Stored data

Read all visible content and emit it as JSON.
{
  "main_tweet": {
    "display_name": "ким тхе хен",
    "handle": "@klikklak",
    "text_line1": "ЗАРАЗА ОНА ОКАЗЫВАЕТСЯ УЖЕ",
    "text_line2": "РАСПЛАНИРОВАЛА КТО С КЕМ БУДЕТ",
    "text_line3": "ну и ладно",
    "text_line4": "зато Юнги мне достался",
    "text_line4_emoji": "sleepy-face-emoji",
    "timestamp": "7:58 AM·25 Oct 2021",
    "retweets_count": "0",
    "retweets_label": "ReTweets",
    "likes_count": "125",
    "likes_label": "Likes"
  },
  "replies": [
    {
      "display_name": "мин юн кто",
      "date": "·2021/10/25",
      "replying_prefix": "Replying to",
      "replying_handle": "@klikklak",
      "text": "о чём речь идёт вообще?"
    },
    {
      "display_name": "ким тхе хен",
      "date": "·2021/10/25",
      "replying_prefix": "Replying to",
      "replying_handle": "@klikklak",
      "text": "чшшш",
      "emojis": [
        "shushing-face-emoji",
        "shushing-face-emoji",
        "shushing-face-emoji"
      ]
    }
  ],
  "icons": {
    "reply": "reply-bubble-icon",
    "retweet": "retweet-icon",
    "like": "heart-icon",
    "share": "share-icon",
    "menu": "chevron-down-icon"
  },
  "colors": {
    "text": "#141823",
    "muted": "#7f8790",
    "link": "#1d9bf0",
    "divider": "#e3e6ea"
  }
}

» **AIM**
Print the entries exactly. Include every one.

» **REPLY TO THE EXERCISE**
Read all visible content and emit it as JSON.
{
  "main_tweet": {
    "display_name": "ким тхе хен",
    "handle": "@klikklak",
    "text_line1": "ЗАРАЗА ОНА ОКАЗЫВАЕТСЯ УЖЕ",
    "text_line2": "РАСПЛАНИРОВАЛА КТО С КЕМ БУДЕТ",
    "text_line3": "ну и ладно",
    "text_line4": "зато Юнги мне достался",
    "text_line4_emoji": "sleepy-face-emoji",
    "timestamp": "7:58 AM·25 Oct 2021",
    "retweets_count": "0",
    "retweets_label": "ReTweets",
    "likes_count": "125",
    "likes_label": "Likes"
  },
  "replies": [
    {
      "display_name": "мин юн кто",
      "date": "·2021/10/25",
      "replying_prefix": "Replying to",
      "replying_handle": "@klikklak",
      "text": "о чём речь идёт вообще?"
    },
    {
      "display_name": "ким тхе хен",
      "date": "·2021/10/25",
      "replying_prefix": "Replying to",
      "replying_handle": "@klikklak",
      "text": "чшшш",
      "emojis": [
        "shushing-face-emoji",
        "shushing-face-emoji",
        "shushing-face-emoji"
      ]
    }
  ],
  "icons": {
    "reply": "reply-bubble-icon",
    "retweet": "retweet-icon",
    "like": "heart-icon",
    "share": "share-icon",
    "menu": "chevron-down-icon"
  },
  "colors": {
    "text": "#141823",
    "muted": "#7f8790",
    "link": "#1d9bf0",
    "divider": "#e3e6ea"
  }
}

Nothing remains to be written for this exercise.